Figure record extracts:
>>>
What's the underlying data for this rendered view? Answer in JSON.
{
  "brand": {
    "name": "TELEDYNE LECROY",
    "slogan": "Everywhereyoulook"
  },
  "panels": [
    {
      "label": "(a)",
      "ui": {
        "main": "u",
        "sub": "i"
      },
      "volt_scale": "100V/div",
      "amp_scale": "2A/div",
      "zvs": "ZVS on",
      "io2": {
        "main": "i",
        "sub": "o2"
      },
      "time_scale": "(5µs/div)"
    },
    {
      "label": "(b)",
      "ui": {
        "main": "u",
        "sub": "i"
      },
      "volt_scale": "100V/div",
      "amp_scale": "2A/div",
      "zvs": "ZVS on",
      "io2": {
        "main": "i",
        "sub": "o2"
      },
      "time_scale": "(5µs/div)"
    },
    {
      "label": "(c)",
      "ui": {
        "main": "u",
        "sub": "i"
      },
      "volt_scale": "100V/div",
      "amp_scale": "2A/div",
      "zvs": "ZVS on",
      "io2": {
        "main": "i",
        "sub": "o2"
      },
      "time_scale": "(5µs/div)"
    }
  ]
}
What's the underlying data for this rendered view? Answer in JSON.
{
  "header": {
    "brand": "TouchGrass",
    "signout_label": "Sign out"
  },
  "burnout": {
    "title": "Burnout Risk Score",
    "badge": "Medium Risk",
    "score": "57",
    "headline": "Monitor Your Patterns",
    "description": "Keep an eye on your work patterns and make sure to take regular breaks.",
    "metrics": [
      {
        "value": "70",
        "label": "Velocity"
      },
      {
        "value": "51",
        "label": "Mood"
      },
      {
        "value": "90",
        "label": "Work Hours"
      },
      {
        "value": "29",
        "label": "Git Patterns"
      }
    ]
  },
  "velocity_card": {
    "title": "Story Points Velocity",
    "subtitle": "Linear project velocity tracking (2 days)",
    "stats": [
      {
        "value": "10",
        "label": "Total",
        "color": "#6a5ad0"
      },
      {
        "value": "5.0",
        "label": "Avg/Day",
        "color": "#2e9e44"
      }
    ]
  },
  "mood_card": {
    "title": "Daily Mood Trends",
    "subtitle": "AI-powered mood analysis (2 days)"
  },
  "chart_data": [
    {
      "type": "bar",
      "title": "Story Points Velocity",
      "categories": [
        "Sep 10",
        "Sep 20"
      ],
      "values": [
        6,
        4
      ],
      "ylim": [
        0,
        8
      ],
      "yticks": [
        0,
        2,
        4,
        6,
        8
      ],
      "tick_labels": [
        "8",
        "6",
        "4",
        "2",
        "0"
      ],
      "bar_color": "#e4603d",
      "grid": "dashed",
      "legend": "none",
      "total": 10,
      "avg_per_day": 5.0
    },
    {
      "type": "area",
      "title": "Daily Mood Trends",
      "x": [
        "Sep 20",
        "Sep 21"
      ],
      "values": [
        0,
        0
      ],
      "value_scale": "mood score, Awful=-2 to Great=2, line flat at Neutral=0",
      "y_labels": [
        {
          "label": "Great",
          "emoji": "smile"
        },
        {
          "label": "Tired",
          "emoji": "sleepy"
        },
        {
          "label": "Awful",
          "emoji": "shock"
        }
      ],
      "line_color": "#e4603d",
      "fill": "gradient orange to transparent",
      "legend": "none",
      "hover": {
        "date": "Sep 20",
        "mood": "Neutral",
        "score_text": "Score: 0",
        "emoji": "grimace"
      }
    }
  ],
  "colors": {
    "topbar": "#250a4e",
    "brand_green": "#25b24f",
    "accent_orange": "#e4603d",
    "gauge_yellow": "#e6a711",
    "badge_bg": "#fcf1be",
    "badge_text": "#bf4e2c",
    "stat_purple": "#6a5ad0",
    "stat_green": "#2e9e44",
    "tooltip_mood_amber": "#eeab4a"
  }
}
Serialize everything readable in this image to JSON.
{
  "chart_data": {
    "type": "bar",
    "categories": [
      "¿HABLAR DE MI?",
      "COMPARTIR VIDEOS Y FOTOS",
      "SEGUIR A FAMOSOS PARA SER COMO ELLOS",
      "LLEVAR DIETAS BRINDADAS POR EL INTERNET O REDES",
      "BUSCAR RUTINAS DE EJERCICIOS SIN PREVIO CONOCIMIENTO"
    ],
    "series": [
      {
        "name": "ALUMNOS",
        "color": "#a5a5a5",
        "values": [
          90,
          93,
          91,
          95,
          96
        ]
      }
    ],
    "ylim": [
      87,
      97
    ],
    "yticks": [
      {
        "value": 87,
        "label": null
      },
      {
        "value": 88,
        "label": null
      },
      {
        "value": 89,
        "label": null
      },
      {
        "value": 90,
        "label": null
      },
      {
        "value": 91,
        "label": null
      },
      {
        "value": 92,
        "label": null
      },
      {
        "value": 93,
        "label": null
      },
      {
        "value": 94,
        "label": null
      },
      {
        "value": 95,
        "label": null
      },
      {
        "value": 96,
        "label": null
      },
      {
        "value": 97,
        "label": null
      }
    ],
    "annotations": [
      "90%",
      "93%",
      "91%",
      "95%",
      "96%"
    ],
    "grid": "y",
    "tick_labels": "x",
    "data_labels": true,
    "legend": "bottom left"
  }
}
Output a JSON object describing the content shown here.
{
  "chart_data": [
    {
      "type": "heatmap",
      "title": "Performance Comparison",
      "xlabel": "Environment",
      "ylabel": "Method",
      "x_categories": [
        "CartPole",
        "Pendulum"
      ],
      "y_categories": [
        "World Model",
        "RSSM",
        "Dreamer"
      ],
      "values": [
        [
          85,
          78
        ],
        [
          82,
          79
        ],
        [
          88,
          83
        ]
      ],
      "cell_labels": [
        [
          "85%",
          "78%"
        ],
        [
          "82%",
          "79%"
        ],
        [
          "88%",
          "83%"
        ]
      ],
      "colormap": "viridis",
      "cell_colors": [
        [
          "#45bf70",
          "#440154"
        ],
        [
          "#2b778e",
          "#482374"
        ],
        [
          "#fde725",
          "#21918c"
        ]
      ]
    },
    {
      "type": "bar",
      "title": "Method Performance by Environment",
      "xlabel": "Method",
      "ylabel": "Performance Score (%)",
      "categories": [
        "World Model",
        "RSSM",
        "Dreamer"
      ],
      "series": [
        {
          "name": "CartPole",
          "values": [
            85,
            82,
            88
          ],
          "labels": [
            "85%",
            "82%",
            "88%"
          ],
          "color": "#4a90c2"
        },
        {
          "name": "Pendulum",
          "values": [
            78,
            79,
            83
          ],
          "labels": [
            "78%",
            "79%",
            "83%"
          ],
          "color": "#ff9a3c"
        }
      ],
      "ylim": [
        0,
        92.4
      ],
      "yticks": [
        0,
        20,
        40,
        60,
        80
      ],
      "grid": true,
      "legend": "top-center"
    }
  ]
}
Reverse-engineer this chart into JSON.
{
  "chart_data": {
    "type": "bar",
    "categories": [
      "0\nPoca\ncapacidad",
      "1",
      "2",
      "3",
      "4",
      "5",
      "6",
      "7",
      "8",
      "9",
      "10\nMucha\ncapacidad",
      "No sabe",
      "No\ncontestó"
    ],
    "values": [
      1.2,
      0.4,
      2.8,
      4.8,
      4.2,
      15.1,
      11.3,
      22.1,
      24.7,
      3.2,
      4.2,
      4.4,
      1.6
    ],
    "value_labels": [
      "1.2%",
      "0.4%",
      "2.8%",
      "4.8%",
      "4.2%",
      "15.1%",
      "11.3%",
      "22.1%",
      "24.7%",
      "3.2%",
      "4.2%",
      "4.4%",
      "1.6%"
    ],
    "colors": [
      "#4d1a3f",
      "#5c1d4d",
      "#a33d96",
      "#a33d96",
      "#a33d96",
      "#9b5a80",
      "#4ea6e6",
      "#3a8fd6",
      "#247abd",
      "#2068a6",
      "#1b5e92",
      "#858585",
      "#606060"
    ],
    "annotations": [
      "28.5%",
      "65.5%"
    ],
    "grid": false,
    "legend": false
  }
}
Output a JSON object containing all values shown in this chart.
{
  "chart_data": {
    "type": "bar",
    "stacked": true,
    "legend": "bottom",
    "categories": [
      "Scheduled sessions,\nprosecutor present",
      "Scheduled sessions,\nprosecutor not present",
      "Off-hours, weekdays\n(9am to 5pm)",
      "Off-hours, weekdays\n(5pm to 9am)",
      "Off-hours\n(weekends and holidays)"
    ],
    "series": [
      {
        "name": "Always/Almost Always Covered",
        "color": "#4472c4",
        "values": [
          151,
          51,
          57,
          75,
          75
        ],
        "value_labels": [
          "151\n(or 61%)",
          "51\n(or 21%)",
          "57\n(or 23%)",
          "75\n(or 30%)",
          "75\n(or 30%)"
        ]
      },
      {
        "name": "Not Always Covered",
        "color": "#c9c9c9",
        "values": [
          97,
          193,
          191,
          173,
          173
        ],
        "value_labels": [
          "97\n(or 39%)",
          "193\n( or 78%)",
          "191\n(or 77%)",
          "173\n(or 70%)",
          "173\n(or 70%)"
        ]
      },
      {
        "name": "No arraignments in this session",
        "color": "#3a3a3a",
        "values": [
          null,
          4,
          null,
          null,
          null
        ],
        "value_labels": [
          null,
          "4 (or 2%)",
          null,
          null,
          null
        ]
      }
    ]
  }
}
<<<
Exactly as written, give the line containing "Output a JSON object containing" and all remaining lines of the records.

Output a JSON object containing all values shown in this chart.
{
  "chart_data": {
    "type": "bar",
    "stacked": true,
    "legend": "bottom",
    "categories": [
      "Scheduled sessions,\nprosecutor present",
      "Scheduled sessions,\nprosecutor not present",
      "Off-hours, weekdays\n(9am to 5pm)",
      "Off-hours, weekdays\n(5pm to 9am)",
      "Off-hours\n(weekends and holidays)"
    ],
    "series": [
      {
        "name": "Always/Almost Always Covered",
        "color": "#4472c4",
        "values": [
          151,
          51,
          57,
          75,
          75
        ],
        "value_labels": [
          "151\n(or 61%)",
          "51\n(or 21%)",
          "57\n(or 23%)",
          "75\n(or 30%)",
          "75\n(or 30%)"
        ]
      },
      {
        "name": "Not Always Covered",
        "color": "#c9c9c9",
        "values": [
          97,
          193,
          191,
          173,
          173
        ],
        "value_labels": [
          "97\n(or 39%)",
          "193\n( or 78%)",
          "191\n(or 77%)",
          "173\n(or 70%)",
          "173\n(or 70%)"
        ]
      },
      {
        "name": "No arraignments in this session",
        "color": "#3a3a3a",
        "values": [
          null,
          4,
          null,
          null,
          null
        ],
        "value_labels": [
          null,
          "4 (or 2%)",
          null,
          null,
          null
        ]
      }
    ]
  }
}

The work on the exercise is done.